Extrait du document ::
:::
Est-ce que la nouvelle Katana, produite sur une base de GSX-S 1000, aura une carrière aussi longue ?
Le mythe de la E27SZX !
Attention, on est ici dans l’anecdote qui se partage entre initiés sur un coin d’établi : à la demande du marché néo-zélandais, une version spéciale de la 1100 Katana a été proposée par l’importateur en 1982, appelée E27SZX, qui consistait en une préparation pour la rendre plus performante. Les arbres à cames venaient de chez Yoshimura, des durits de frein tressées équipaient la moto, des carburateurs modifiés par Mikuni ainsi que des échappements au diamètre plus grand amélioraient les performances, tandis que des roues à rayons (!) plus légères faisaient progresser la maniabilité. Bonne chance pour en trouver une !
La Suzuki Katana en dates :
1979 : le prototype ED-2 est présenté au Salon de Cologne. Devant le succès populaire, Suzuki décide de la produire en série.
1980 : la Suzuki 1100 Katana (aussi appelée GSX 1100 SZ en interne) est dévoilée au Salon de Cologne dans sa version définitive. Elle entre en production en fin d’année.
1981 : débuts commerciaux de la 1100 Katana, donc ; au Japon, la GSX400F en reprend les grands traits de design. En fin d’année, Suzuki en fait une version 1000 pour l’homologation en compétition (par réduction de l’alésage de 2,6 mm). Les 550 et 650 Katana apparaissent également, en version roadster, dotées d’un phare rond.
1982 : La 750 Katana sort pour le marché japonais. Il s’agit globalement d’une 1100 équipée d’un moteur de GSX 750, et une roue arrière plus large. La GS 125 E se dote d’un réservoir dont les lignes ressemblent beaucoup à celles de la Katana. La GSX 1100 E entre au catalogue pour les réfractaires au design et aux caractéristiques sportives de la Katana. Sur les marchés américains et canadiens, la Katana est commercialisée en 1000 (108 ch).
1983 : Dernière année de commercialisation pour la 1100 Katana en Europe tout comme pour les 550 et 650 Katana ; on reconnait ce millésime à quelques détails (design des roues qui passent de six bâtons à trois bâtons dédoublés, et des repose-pieds, quelques motifs sur la couleur avec notamment un liseré bleu sur le réservoir), tandis que la 650 Katana se dote d’un petit capot de phare au design un tantinet pointu). Au Japon, la 750 Katana se dote d’une roue de 16 pouces à l’avant.
:::
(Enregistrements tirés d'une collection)

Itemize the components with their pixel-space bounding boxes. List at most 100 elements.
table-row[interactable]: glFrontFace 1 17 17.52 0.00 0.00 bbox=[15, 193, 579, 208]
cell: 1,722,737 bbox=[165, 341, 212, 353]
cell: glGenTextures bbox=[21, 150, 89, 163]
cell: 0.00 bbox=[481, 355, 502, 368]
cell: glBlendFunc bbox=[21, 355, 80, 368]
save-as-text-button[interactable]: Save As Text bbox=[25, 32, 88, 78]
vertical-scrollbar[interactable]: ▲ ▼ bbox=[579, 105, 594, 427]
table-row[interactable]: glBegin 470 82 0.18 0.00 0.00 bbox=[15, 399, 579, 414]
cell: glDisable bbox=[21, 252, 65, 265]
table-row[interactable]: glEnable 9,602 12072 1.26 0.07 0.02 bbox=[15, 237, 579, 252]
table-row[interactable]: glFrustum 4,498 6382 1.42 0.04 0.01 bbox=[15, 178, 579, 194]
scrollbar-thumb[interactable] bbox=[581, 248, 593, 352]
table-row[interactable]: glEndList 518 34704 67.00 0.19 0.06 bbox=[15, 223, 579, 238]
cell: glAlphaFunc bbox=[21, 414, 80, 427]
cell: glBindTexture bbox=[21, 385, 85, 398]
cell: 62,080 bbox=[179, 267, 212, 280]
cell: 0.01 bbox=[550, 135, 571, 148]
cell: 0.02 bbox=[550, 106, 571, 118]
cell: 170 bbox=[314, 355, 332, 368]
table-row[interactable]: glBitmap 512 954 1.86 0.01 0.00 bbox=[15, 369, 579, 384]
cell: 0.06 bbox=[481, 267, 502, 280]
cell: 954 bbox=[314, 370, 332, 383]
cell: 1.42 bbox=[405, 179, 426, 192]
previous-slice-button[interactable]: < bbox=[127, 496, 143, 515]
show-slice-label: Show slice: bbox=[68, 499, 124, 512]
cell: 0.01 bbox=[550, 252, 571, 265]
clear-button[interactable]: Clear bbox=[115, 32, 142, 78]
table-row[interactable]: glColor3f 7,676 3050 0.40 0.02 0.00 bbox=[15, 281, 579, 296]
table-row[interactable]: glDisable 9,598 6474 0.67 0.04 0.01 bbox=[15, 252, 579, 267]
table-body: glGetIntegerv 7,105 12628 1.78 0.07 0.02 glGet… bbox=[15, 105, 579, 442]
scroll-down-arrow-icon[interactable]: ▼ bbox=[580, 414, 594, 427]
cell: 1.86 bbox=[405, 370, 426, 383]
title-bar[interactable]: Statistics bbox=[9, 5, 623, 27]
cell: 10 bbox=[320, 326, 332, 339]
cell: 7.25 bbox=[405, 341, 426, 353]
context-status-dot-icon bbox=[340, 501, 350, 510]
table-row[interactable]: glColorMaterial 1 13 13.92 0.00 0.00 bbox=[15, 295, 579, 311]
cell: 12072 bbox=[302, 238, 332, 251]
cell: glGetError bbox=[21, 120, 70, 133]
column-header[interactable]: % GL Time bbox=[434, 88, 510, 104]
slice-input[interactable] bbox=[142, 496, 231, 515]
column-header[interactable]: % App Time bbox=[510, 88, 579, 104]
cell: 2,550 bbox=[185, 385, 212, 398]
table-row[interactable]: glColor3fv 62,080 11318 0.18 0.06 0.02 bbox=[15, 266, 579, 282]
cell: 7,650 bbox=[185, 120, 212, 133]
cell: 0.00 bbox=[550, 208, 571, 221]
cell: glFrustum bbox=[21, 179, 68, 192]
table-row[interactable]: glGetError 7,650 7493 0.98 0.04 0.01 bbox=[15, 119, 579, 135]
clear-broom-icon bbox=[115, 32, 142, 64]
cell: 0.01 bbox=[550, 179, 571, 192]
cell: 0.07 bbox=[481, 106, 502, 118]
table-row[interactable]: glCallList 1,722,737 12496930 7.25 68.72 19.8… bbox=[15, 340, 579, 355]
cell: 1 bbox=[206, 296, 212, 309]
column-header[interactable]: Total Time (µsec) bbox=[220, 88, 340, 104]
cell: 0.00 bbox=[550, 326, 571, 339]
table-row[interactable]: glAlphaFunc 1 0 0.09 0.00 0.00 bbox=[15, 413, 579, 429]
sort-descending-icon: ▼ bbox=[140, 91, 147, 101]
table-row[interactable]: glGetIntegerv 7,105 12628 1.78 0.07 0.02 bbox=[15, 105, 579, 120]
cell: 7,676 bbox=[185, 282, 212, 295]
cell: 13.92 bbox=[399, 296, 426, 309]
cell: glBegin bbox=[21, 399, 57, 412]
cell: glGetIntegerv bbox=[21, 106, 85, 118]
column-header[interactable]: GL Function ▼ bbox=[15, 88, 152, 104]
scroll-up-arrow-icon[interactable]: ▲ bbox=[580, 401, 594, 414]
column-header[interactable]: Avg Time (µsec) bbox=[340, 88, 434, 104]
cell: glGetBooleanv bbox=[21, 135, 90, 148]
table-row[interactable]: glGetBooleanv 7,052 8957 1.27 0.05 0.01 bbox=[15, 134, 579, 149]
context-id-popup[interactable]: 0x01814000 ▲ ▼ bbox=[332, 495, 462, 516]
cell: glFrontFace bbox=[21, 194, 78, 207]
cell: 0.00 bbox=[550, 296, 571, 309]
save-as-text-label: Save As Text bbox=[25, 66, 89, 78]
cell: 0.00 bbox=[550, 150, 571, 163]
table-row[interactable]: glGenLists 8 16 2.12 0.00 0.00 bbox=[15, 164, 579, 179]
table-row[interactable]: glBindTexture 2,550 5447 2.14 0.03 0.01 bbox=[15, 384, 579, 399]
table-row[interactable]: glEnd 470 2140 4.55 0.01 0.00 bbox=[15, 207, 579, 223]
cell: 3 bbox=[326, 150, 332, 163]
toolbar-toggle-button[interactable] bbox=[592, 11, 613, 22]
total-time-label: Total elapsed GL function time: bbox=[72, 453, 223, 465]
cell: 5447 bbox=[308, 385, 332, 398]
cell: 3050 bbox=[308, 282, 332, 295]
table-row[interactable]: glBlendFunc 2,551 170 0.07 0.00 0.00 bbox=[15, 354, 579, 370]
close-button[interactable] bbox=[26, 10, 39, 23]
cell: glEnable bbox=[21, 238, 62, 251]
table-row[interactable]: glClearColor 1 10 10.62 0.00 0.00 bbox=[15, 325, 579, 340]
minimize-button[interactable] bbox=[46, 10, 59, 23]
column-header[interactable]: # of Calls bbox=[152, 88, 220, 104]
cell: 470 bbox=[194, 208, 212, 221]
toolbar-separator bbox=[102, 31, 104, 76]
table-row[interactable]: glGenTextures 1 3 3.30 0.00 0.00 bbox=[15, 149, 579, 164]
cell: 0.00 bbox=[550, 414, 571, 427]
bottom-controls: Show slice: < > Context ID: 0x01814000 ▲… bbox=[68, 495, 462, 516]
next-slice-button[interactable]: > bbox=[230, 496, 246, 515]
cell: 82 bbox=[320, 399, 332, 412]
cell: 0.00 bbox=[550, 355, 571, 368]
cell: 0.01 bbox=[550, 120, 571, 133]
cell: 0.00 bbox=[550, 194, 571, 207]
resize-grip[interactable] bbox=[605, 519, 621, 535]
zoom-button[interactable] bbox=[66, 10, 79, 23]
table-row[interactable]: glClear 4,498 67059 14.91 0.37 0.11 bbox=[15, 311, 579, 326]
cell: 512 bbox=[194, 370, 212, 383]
:::
Consigne de travail 1 ::
Selon l'extrait sur la Suzuki Katana, à la demande de quel marché la version spéciale E27SZX a-t-elle été proposée ?
Consigne de travail 2 ::
Reprenez l'extrait sur l'histoire de la Suzuki Katana là où il s'arrête.
Les données ne sont pas utiles ici.

Résultat 1 ::
À la demande du marché néo-zélandais.

Résultat 2 ::
1984 : Une nouvelle Katana 750 arrive encore au Japon, avec un phare avant rétractable ; quelques modèles auront été officieusement importés en Grande-Bretagne. La 1100 Katana passe en rouge, pour le marché japonais, mais conserve son « ancienne » partie-cycle, contrairement à celle de la 750.
1985 : l’arrivée de la GSX-R 750 signe l’arrêt des Katana sur les marchés européens.
1986 : fin de la 750 Katana sur le marché japonais.
1987 : Une série limitée de 500 exemplaires, rouge à cadre rouge, est réservée au marché japonais.
1988 : drôle d’idée ! L’importateur américain baptise « Katana » les mièvres GSX-F 600 et GSX-F 750 !
1990 : Suzuki relance une série, numérotée à 200 exemplaires, de 1100 Katana pour le marché japonais.
1991 : nouvelle série limitée de 200 exemplaires pour le marché japonais. Le Japon se dote également de 250 et de 400 Katana.
1994 : arrêt de la production des 250 et 400 Katana. Une nouvelle 1100 apparaît pour le marché japonais, avec des freins plus modernes et un moteur limité à 95 chevaux. Le compteur de vitesse marque 180 km/h maxi, et plus 240 km/h comme par le passé. Le réservoir passe de 22 à 19 litres et la roue arrière, curieusement, passe en 19 pouces, comme à l’avant.
2000 : production du modèle « final edition », que l’on reconnait à son moteur noir.
2001 : arrêt de la production de la 1100 Katana.